*Required work*: Please print every record below exactly as it appears.

*Material shown*:
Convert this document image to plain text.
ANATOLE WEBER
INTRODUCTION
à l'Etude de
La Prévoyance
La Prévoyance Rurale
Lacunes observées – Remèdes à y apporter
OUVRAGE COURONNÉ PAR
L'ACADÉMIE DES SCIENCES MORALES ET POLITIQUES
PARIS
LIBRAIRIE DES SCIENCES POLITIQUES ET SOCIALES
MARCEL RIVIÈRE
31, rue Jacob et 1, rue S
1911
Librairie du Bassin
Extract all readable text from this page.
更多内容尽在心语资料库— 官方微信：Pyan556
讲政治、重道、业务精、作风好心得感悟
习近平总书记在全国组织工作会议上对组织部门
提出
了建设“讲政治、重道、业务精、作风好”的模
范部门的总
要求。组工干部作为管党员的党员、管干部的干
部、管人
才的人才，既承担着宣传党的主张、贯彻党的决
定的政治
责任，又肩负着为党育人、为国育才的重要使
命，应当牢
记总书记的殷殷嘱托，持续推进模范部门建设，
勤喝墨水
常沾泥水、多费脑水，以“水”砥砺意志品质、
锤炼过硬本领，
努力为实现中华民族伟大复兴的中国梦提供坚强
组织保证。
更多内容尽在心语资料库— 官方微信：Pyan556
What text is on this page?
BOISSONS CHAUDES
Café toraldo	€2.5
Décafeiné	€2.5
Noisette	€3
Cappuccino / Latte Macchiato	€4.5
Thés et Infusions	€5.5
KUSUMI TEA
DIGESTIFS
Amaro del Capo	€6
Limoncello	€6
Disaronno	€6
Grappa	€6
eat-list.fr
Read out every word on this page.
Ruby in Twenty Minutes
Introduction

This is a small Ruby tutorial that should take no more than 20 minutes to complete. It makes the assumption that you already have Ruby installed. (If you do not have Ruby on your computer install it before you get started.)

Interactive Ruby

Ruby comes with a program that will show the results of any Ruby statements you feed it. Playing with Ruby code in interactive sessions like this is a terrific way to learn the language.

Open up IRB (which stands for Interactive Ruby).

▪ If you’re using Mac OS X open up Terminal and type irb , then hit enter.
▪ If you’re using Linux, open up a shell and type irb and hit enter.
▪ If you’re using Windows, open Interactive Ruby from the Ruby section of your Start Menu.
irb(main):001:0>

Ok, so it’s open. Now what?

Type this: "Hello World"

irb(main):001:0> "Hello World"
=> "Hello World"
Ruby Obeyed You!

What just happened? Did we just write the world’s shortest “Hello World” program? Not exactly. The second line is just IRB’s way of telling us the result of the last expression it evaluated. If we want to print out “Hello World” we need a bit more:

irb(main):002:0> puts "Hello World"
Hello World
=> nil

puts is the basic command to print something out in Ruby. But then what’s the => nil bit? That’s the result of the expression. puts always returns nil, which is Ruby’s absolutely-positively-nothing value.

*Completed exercise*:
Convert this document image to plain text.
ANATOLE WEBER
INTRODUCTION
à l'Etude de
La Prévoyance
La Prévoyance Rurale
Lacunes observées – Remèdes à y apporter
OUVRAGE COURONNÉ PAR
L'ACADÉMIE DES SCIENCES MORALES ET POLITIQUES
PARIS
LIBRAIRIE DES SCIENCES POLITIQUES ET SOCIALES
MARCEL RIVIÈRE
31, rue Jacob et 1, rue S
1911
Librairie du Bassin
Extract all readable text from this page.
更多内容尽在心语资料库— 官方微信：Pyan556
讲政治、重道、业务精、作风好心得感悟
习近平总书记在全国组织工作会议上对组织部门
提出
了建设“讲政治、重道、业务精、作风好”的模
范部门的总
要求。组工干部作为管党员的党员、管干部的干
部、管人
才的人才，既承担着宣传党的主张、贯彻党的决
定的政治
责任，又肩负着为党育人、为国育才的重要使
命，应当牢
记总书记的殷殷嘱托，持续推进模范部门建设，
勤喝墨水
常沾泥水、多费脑水，以“水”砥砺意志品质、
锤炼过硬本领，
努力为实现中华民族伟大复兴的中国梦提供坚强
组织保证。
更多内容尽在心语资料库— 官方微信：Pyan556
What text is on this page?
BOISSONS CHAUDES
Café toraldo	€2.5
Décafeiné	€2.5
Noisette	€3
Cappuccino / Latte Macchiato	€4.5
Thés et Infusions	€5.5
KUSUMI TEA
DIGESTIFS
Amaro del Capo	€6
Limoncello	€6
Disaronno	€6
Grappa	€6
eat-list.fr
Read out every word on this page.
Ruby in Twenty Minutes
Introduction

This is a small Ruby tutorial that should take no more than 20 minutes to complete. It makes the assumption that you already have Ruby installed. (If you do not have Ruby on your computer install it before you get started.)

Interactive Ruby

Ruby comes with a program that will show the results of any Ruby statements you feed it. Playing with Ruby code in interactive sessions like this is a terrific way to learn the language.

Open up IRB (which stands for Interactive Ruby).

▪ If you’re using Mac OS X open up Terminal and type irb , then hit enter.
▪ If you’re using Linux, open up a shell and type irb and hit enter.
▪ If you’re using Windows, open Interactive Ruby from the Ruby section of your Start Menu.
irb(main):001:0>

Ok, so it’s open. Now what?

Type this: "Hello World"

irb(main):001:0> "Hello World"
=> "Hello World"
Ruby Obeyed You!

What just happened? Did we just write the world’s shortest “Hello World” program? Not exactly. The second line is just IRB’s way of telling us the result of the last expression it evaluated. If we want to print out “Hello World” we need a bit more:

irb(main):002:0> puts "Hello World"
Hello World
=> nil

puts is the basic command to print something out in Ruby. But then what’s the => nil bit? That’s the result of the expression. puts always returns nil, which is Ruby’s absolutely-positively-nothing value.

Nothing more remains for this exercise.